SET TASK ->
Copy all of the records below verbatim.
— Start RECORD EXCERPTS —
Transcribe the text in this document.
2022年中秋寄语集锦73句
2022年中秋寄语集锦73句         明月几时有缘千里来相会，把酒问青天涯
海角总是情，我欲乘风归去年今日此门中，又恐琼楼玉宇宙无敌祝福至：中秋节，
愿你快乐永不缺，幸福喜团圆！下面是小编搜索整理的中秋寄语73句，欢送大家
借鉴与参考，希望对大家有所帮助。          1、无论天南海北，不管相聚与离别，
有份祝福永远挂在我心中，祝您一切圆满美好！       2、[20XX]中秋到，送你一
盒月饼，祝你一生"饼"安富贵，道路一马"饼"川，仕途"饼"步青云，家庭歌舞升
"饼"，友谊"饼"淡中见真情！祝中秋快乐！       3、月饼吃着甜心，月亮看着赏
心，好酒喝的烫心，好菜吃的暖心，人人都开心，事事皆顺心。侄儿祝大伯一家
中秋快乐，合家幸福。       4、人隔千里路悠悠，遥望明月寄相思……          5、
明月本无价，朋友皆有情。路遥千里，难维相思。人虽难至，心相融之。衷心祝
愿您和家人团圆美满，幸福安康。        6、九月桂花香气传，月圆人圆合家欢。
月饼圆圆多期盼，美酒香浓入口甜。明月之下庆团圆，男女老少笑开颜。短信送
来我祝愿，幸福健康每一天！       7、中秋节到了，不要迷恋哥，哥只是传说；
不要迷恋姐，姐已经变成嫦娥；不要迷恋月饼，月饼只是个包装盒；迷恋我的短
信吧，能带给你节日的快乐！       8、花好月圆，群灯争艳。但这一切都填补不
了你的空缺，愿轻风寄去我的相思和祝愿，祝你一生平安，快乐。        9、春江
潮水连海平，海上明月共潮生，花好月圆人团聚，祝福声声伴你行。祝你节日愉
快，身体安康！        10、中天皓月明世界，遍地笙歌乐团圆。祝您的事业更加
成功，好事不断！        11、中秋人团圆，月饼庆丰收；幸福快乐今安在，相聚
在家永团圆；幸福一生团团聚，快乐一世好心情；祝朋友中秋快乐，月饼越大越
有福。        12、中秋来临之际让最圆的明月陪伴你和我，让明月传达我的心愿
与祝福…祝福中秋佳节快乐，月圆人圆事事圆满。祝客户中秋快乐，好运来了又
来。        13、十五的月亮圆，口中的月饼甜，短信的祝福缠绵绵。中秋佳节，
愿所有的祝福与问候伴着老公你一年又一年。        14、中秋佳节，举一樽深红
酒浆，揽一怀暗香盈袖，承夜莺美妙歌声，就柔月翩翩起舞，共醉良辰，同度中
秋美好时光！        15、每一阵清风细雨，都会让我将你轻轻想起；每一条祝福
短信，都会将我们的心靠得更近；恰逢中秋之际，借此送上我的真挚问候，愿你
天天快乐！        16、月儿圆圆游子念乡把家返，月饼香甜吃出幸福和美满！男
— End RECORD EXCERPTS —
WRITTEN SOLUTION ->
Transcribe the text in this document.
2022年中秋寄语集锦73句
2022年中秋寄语集锦73句         明月几时有缘千里来相会，把酒问青天涯
海角总是情，我欲乘风归去年今日此门中，又恐琼楼玉宇宙无敌祝福至：中秋节，
愿你快乐永不缺，幸福喜团圆！下面是小编搜索整理的中秋寄语73句，欢送大家
借鉴与参考，希望对大家有所帮助。          1、无论天南海北，不管相聚与离别，
有份祝福永远挂在我心中，祝您一切圆满美好！       2、[20XX]中秋到，送你一
盒月饼，祝你一生"饼"安富贵，道路一马"饼"川，仕途"饼"步青云，家庭歌舞升
"饼"，友谊"饼"淡中见真情！祝中秋快乐！       3、月饼吃着甜心，月亮看着赏
心，好酒喝的烫心，好菜吃的暖心，人人都开心，事事皆顺心。侄儿祝大伯一家
中秋快乐，合家幸福。       4、人隔千里路悠悠，遥望明月寄相思……          5、
明月本无价，朋友皆有情。路遥千里，难维相思。人虽难至，心相融之。衷心祝
愿您和家人团圆美满，幸福安康。        6、九月桂花香气传，月圆人圆合家欢。
月饼圆圆多期盼，美酒香浓入口甜。明月之下庆团圆，男女老少笑开颜。短信送
来我祝愿，幸福健康每一天！       7、中秋节到了，不要迷恋哥，哥只是传说；
不要迷恋姐，姐已经变成嫦娥；不要迷恋月饼，月饼只是个包装盒；迷恋我的短
信吧，能带给你节日的快乐！       8、花好月圆，群灯争艳。但这一切都填补不
了你的空缺，愿轻风寄去我的相思和祝愿，祝你一生平安，快乐。        9、春江
潮水连海平，海上明月共潮生，花好月圆人团聚，祝福声声伴你行。祝你节日愉
快，身体安康！        10、中天皓月明世界，遍地笙歌乐团圆。祝您的事业更加
成功，好事不断！        11、中秋人团圆，月饼庆丰收；幸福快乐今安在，相聚
在家永团圆；幸福一生团团聚，快乐一世好心情；祝朋友中秋快乐，月饼越大越
有福。        12、中秋来临之际让最圆的明月陪伴你和我，让明月传达我的心愿
与祝福…祝福中秋佳节快乐，月圆人圆事事圆满。祝客户中秋快乐，好运来了又
来。        13、十五的月亮圆，口中的月饼甜，短信的祝福缠绵绵。中秋佳节，
愿所有的祝福与问候伴着老公你一年又一年。        14、中秋佳节，举一樽深红
酒浆，揽一怀暗香盈袖，承夜莺美妙歌声，就柔月翩翩起舞，共醉良辰，同度中
秋美好时光！        15、每一阵清风细雨，都会让我将你轻轻想起；每一条祝福
短信，都会将我们的心靠得更近；恰逢中秋之际，借此送上我的真挚问候，愿你
天天快乐！        16、月儿圆圆游子念乡把家返，月饼香甜吃出幸福和美满！男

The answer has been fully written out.